Work to be completed:
Only the lines from the one containing "Give me a plain-text" through the end of the entries should be repeated, exactly as they appear, first and last included.

** Start **

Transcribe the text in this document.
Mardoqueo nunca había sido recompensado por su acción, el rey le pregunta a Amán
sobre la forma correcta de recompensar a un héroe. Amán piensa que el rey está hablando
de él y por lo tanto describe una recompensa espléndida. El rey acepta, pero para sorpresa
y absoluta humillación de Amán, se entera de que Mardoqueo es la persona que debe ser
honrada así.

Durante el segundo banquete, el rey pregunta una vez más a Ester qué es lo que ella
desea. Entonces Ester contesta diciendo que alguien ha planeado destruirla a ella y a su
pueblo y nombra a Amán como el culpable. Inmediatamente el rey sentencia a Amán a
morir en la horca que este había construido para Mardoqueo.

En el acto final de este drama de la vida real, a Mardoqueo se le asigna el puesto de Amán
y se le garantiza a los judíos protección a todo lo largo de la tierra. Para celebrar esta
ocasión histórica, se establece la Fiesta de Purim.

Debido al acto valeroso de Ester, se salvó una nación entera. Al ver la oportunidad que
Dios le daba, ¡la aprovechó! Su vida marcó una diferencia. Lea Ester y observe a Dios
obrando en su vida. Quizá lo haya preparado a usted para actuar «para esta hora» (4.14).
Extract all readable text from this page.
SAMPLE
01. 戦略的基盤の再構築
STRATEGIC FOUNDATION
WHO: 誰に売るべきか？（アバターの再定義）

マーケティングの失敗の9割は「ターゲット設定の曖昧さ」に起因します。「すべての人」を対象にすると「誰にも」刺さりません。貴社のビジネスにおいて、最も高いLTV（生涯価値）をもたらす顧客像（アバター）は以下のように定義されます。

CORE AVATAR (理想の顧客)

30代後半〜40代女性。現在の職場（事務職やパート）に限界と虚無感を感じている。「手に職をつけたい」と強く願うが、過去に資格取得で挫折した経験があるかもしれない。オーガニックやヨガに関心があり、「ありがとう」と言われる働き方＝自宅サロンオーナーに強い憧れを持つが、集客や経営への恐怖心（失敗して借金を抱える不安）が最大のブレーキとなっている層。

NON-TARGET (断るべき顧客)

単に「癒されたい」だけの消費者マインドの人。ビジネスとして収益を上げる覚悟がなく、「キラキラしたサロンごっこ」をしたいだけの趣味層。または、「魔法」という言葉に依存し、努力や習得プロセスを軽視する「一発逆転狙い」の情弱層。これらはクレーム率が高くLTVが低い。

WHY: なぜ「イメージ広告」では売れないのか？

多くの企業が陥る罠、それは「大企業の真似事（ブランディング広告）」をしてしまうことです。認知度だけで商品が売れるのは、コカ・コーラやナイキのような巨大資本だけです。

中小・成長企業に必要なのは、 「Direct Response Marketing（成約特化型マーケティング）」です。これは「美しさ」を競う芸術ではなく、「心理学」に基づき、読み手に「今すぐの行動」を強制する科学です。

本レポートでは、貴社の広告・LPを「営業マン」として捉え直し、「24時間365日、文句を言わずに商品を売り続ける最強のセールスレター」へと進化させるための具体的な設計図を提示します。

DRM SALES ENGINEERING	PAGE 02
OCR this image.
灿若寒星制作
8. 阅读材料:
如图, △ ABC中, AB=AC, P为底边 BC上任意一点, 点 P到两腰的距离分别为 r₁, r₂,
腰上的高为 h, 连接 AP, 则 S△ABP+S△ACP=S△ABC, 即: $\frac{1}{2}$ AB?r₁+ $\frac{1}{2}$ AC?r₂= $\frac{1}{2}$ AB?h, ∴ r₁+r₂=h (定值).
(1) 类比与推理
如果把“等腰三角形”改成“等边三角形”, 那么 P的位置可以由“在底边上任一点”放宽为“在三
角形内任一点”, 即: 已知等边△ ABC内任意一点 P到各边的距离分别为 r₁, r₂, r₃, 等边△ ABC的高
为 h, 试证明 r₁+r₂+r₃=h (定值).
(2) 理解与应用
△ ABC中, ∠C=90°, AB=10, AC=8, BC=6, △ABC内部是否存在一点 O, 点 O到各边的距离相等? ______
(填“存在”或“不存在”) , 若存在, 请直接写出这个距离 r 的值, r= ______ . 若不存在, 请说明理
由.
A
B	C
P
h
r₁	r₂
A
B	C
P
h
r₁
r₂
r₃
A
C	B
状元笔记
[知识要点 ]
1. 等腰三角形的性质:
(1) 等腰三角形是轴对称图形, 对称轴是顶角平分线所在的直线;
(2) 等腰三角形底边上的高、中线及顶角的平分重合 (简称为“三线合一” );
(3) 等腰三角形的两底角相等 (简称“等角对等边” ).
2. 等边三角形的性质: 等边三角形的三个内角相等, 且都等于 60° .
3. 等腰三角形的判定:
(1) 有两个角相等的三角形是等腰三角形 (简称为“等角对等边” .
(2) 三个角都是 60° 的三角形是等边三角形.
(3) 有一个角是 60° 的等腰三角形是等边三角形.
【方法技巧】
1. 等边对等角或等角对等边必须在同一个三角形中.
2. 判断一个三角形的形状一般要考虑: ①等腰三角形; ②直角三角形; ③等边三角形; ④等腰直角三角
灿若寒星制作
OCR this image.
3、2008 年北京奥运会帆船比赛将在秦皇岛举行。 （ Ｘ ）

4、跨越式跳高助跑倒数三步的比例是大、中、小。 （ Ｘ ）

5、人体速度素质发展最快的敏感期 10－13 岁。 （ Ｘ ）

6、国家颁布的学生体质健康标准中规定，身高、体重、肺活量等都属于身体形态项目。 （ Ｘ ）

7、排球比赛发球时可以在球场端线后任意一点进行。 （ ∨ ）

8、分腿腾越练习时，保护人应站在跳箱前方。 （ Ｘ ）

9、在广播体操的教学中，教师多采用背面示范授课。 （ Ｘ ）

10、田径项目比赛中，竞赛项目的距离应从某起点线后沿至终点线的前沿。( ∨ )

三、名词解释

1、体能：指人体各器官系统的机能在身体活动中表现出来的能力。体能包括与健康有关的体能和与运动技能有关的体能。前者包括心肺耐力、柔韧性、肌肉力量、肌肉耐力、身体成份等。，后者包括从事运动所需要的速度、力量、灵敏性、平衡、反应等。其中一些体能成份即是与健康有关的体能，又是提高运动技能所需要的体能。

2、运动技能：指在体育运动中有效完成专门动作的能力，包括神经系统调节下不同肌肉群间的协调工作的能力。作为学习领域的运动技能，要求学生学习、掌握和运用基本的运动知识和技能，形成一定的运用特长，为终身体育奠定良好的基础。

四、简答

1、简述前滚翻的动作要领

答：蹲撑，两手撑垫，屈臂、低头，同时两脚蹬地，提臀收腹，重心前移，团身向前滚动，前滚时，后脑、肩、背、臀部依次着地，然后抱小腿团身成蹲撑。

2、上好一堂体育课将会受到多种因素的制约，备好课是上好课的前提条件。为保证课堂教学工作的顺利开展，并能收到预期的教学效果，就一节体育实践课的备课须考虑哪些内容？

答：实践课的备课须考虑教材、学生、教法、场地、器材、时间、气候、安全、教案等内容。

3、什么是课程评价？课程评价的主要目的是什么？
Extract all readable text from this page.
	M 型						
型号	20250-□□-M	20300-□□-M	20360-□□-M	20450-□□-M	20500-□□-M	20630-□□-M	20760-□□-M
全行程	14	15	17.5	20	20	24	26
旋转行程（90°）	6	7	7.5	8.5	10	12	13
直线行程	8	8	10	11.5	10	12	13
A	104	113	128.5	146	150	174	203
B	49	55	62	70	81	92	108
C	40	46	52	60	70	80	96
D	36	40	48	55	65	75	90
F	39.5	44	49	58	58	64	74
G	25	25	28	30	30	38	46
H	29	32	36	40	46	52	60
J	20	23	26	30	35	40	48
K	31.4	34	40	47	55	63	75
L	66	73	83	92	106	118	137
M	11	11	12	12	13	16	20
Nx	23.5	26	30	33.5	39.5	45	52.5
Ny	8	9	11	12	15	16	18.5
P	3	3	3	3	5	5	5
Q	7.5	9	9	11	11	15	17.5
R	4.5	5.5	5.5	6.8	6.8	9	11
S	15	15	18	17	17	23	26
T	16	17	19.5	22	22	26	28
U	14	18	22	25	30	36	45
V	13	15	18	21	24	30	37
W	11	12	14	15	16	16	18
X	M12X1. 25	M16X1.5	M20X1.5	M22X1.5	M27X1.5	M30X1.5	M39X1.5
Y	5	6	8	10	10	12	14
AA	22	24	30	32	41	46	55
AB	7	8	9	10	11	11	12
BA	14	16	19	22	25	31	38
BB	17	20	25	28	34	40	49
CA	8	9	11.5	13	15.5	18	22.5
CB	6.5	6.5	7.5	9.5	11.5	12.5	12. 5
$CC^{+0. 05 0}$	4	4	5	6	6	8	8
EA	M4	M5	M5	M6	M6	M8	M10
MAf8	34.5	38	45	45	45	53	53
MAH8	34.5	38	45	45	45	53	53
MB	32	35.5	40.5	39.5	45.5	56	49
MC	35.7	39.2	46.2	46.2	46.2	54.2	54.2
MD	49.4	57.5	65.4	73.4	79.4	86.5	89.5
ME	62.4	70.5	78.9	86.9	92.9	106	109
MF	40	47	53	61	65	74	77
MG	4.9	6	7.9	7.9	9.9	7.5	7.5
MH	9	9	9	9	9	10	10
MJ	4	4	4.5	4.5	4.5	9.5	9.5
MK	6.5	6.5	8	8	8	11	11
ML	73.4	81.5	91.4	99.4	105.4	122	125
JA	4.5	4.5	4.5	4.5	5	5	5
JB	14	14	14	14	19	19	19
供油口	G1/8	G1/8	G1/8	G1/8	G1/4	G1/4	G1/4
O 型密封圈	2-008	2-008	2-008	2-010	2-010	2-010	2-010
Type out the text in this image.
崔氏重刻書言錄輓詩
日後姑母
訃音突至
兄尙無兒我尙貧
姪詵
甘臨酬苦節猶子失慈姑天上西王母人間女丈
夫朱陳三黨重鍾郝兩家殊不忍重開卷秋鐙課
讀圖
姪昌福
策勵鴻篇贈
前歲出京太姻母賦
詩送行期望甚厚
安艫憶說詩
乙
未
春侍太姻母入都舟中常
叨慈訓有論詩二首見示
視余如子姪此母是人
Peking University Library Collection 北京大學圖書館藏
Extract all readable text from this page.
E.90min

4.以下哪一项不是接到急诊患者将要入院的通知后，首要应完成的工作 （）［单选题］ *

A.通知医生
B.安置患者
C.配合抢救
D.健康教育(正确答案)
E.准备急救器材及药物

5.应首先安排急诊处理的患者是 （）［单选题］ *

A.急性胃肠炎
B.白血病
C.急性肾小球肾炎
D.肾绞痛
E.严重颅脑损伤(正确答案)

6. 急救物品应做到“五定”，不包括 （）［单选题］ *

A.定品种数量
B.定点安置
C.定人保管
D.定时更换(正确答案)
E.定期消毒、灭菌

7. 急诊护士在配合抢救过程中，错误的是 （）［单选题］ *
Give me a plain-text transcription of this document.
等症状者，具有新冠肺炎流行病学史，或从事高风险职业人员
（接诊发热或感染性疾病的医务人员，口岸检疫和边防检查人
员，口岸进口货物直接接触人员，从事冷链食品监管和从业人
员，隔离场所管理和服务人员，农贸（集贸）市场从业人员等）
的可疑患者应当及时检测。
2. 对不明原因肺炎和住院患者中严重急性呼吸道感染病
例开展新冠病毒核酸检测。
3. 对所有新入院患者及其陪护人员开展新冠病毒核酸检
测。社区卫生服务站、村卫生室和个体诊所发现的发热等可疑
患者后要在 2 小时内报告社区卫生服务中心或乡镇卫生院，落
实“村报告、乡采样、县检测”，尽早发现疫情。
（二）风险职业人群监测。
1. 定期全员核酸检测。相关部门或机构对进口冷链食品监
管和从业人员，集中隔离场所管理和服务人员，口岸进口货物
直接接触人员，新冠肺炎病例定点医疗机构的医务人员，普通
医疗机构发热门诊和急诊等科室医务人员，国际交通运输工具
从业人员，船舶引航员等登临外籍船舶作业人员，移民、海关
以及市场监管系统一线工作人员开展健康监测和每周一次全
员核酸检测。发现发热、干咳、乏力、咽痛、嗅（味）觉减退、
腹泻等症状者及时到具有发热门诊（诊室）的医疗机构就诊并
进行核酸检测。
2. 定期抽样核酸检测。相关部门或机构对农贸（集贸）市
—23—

** End **

Exercise output:
Give me a plain-text transcription of this document.
等症状者，具有新冠肺炎流行病学史，或从事高风险职业人员
（接诊发热或感染性疾病的医务人员，口岸检疫和边防检查人
员，口岸进口货物直接接触人员，从事冷链食品监管和从业人
员，隔离场所管理和服务人员，农贸（集贸）市场从业人员等）
的可疑患者应当及时检测。
2. 对不明原因肺炎和住院患者中严重急性呼吸道感染病
例开展新冠病毒核酸检测。
3. 对所有新入院患者及其陪护人员开展新冠病毒核酸检
测。社区卫生服务站、村卫生室和个体诊所发现的发热等可疑
患者后要在 2 小时内报告社区卫生服务中心或乡镇卫生院，落
实“村报告、乡采样、县检测”，尽早发现疫情。
（二）风险职业人群监测。
1. 定期全员核酸检测。相关部门或机构对进口冷链食品监
管和从业人员，集中隔离场所管理和服务人员，口岸进口货物
直接接触人员，新冠肺炎病例定点医疗机构的医务人员，普通
医疗机构发热门诊和急诊等科室医务人员，国际交通运输工具
从业人员，船舶引航员等登临外籍船舶作业人员，移民、海关
以及市场监管系统一线工作人员开展健康监测和每周一次全
员核酸检测。发现发热、干咳、乏力、咽痛、嗅（味）觉减退、
腹泻等症状者及时到具有发热门诊（诊室）的医疗机构就诊并
进行核酸检测。
2. 定期抽样核酸检测。相关部门或机构对农贸（集贸）市
—23—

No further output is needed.